Given problem: Restate each line word for word. Leave out every picture.

Given records:
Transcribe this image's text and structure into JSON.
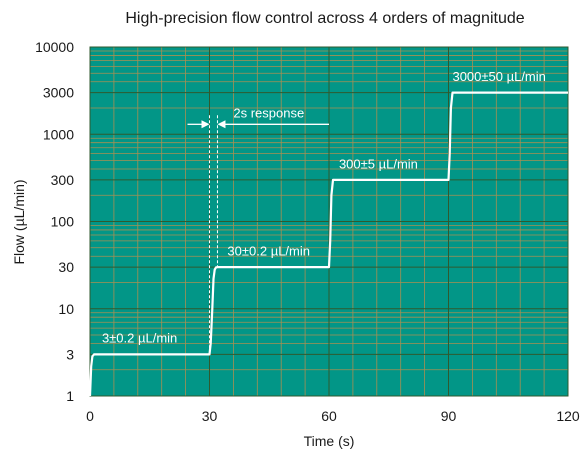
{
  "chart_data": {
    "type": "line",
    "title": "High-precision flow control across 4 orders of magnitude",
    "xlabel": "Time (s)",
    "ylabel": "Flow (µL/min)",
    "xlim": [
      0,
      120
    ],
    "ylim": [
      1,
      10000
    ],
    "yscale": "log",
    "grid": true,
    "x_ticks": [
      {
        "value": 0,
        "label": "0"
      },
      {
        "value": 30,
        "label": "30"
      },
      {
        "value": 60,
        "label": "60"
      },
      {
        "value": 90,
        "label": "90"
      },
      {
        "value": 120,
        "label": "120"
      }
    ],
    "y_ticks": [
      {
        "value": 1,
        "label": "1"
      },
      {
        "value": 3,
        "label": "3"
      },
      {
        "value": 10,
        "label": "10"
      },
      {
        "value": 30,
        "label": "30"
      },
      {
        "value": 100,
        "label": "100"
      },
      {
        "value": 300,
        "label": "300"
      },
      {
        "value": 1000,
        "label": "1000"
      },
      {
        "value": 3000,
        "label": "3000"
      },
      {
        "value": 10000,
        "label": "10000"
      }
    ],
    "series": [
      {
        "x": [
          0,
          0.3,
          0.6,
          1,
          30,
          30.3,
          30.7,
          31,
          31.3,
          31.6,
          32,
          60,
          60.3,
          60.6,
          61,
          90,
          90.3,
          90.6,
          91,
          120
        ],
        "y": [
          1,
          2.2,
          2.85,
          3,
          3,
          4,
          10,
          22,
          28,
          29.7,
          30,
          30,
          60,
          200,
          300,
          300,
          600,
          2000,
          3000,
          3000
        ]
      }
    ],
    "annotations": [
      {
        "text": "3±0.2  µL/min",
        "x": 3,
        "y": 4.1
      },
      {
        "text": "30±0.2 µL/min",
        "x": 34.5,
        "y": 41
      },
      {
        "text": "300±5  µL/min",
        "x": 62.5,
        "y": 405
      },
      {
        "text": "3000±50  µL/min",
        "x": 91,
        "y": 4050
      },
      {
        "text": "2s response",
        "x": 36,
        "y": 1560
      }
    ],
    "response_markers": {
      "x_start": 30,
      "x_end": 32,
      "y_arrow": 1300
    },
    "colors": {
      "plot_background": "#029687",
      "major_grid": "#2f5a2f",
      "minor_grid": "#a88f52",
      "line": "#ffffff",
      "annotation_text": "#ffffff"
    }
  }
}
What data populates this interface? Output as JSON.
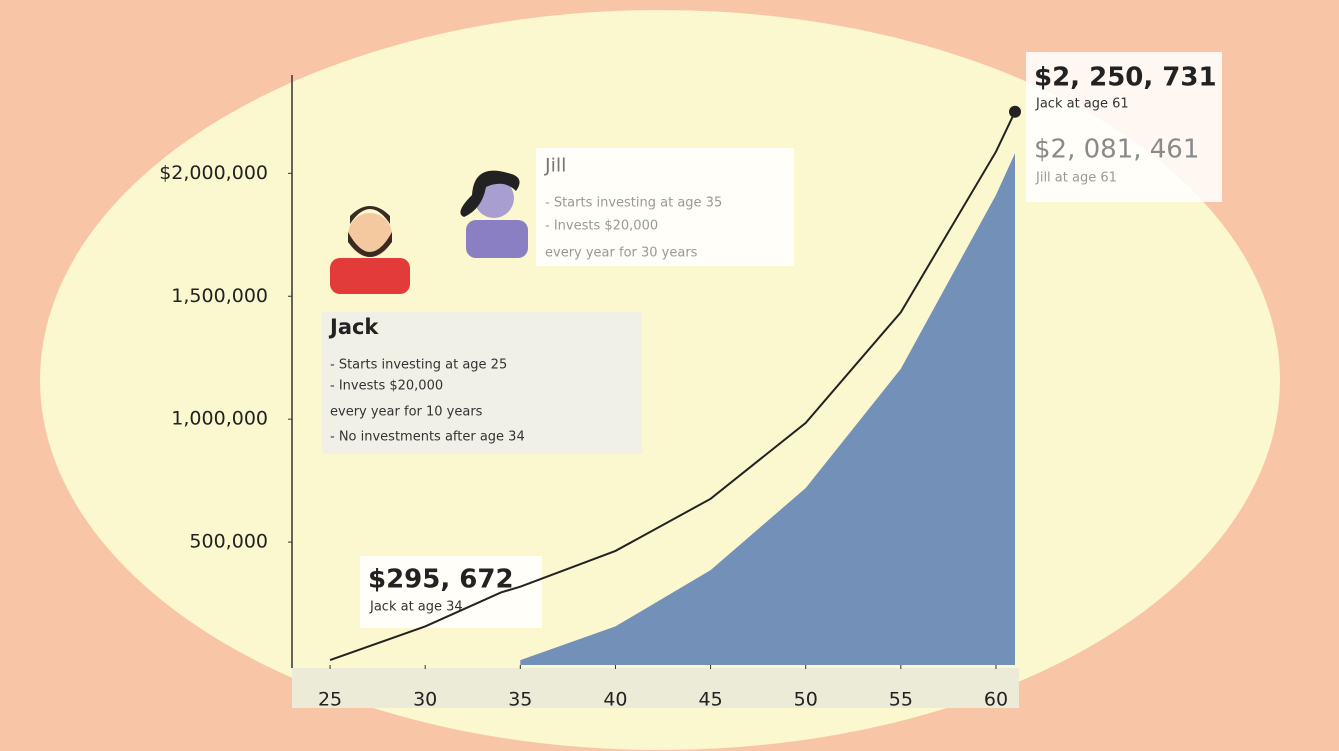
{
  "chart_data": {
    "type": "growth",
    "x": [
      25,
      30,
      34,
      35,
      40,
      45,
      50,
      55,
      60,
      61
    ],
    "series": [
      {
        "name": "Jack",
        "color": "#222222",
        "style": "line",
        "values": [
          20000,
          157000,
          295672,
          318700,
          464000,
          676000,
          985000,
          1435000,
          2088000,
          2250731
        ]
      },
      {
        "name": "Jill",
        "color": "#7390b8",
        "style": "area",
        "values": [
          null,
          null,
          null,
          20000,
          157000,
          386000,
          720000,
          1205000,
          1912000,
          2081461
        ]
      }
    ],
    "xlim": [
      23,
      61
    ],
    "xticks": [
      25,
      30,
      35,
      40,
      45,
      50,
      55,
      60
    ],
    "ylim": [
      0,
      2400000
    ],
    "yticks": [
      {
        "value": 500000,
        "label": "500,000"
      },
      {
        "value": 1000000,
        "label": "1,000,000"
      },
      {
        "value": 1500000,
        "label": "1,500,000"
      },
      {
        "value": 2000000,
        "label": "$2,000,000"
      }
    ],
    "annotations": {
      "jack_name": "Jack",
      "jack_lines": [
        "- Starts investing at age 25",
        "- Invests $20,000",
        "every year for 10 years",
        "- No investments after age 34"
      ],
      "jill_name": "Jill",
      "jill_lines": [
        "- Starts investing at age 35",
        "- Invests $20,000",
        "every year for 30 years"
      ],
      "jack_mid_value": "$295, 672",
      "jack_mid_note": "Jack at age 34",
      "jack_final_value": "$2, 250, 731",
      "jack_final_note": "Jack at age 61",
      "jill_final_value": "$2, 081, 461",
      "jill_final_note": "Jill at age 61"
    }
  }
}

Exercise response:
Transcribe this image's text and structure into JSON.
{
  "chart_data": {
    "type": "line",
    "title": "High-precision flow control across 4 orders of magnitude",
    "xlabel": "Time (s)",
    "ylabel": "Flow (µL/min)",
    "xlim": [
      0,
      120
    ],
    "ylim": [
      1,
      10000
    ],
    "yscale": "log",
    "grid": true,
    "x_ticks": [
      {
        "value": 0,
        "label": "0"
      },
      {
        "value": 30,
        "label": "30"
      },
      {
        "value": 60,
        "label": "60"
      },
      {
        "value": 90,
        "label": "90"
      },
      {
        "value": 120,
        "label": "120"
      }
    ],
    "y_ticks": [
      {
        "value": 1,
        "label": "1"
      },
      {
        "value": 3,
        "label": "3"
      },
      {
        "value": 10,
        "label": "10"
      },
      {
        "value": 30,
        "label": "30"
      },
      {
        "value": 100,
        "label": "100"
      },
      {
        "value": 300,
        "label": "300"
      },
      {
        "value": 1000,
        "label": "1000"
      },
      {
        "value": 3000,
        "label": "3000"
      },
      {
        "value": 10000,
        "label": "10000"
      }
    ],
    "series": [
      {
        "x": [
          0,
          0.3,
          0.6,
          1,
          30,
          30.3,
          30.7,
          31,
          31.3,
          31.6,
          32,
          60,
          60.3,
          60.6,
          61,
          90,
          90.3,
          90.6,
          91,
          120
        ],
        "y": [
          1,
          2.2,
          2.85,
          3,
          3,
          4,
          10,
          22,
          28,
          29.7,
          30,
          30,
          60,
          200,
          300,
          300,
          600,
          2000,
          3000,
          3000
        ]
      }
    ],
    "annotations": [
      {
        "text": "3±0.2  µL/min",
        "x": 3,
        "y": 4.1
      },
      {
        "text": "30±0.2 µL/min",
        "x": 34.5,
        "y": 41
      },
      {
        "text": "300±5  µL/min",
        "x": 62.5,
        "y": 405
      },
      {
        "text": "3000±50  µL/min",
        "x": 91,
        "y": 4050
      },
      {
        "text": "2s response",
        "x": 36,
        "y": 1560
      }
    ],
    "response_markers": {
      "x_start": 30,
      "x_end": 32,
      "y_arrow": 1300
    },
    "colors": {
      "plot_background": "#029687",
      "major_grid": "#2f5a2f",
      "minor_grid": "#a88f52",
      "line": "#ffffff",
      "annotation_text": "#ffffff"
    }
  }
}
What data populates this interface? Output as JSON.
{
  "chart_data": {
    "type": "growth",
    "x": [
      25,
      30,
      34,
      35,
      40,
      45,
      50,
      55,
      60,
      61
    ],
    "series": [
      {
        "name": "Jack",
        "color": "#222222",
        "style": "line",
        "values": [
          20000,
          157000,
          295672,
          318700,
          464000,
          676000,
          985000,
          1435000,
          2088000,
          2250731
        ]
      },
      {
        "name": "Jill",
        "color": "#7390b8",
        "style": "area",
        "values": [
          null,
          null,
          null,
          20000,
          157000,
          386000,
          720000,
          1205000,
          1912000,
          2081461
        ]
      }
    ],
    "xlim": [
      23,
      61
    ],
    "xticks": [
      25,
      30,
      35,
      40,
      45,
      50,
      55,
      60
    ],
    "ylim": [
      0,
      2400000
    ],
    "yticks": [
      {
        "value": 500000,
        "label": "500,000"
      },
      {
        "value": 1000000,
        "label": "1,000,000"
      },
      {
        "value": 1500000,
        "label": "1,500,000"
      },
      {
        "value": 2000000,
        "label": "$2,000,000"
      }
    ],
    "annotations": {
      "jack_name": "Jack",
      "jack_lines": [
        "- Starts investing at age 25",
        "- Invests $20,000",
        "every year for 10 years",
        "- No investments after age 34"
      ],
      "jill_name": "Jill",
      "jill_lines": [
        "- Starts investing at age 35",
        "- Invests $20,000",
        "every year for 30 years"
      ],
      "jack_mid_value": "$295, 672",
      "jack_mid_note": "Jack at age 34",
      "jack_final_value": "$2, 250, 731",
      "jack_final_note": "Jack at age 61",
      "jill_final_value": "$2, 081, 461",
      "jill_final_note": "Jill at age 61"
    }
  }
}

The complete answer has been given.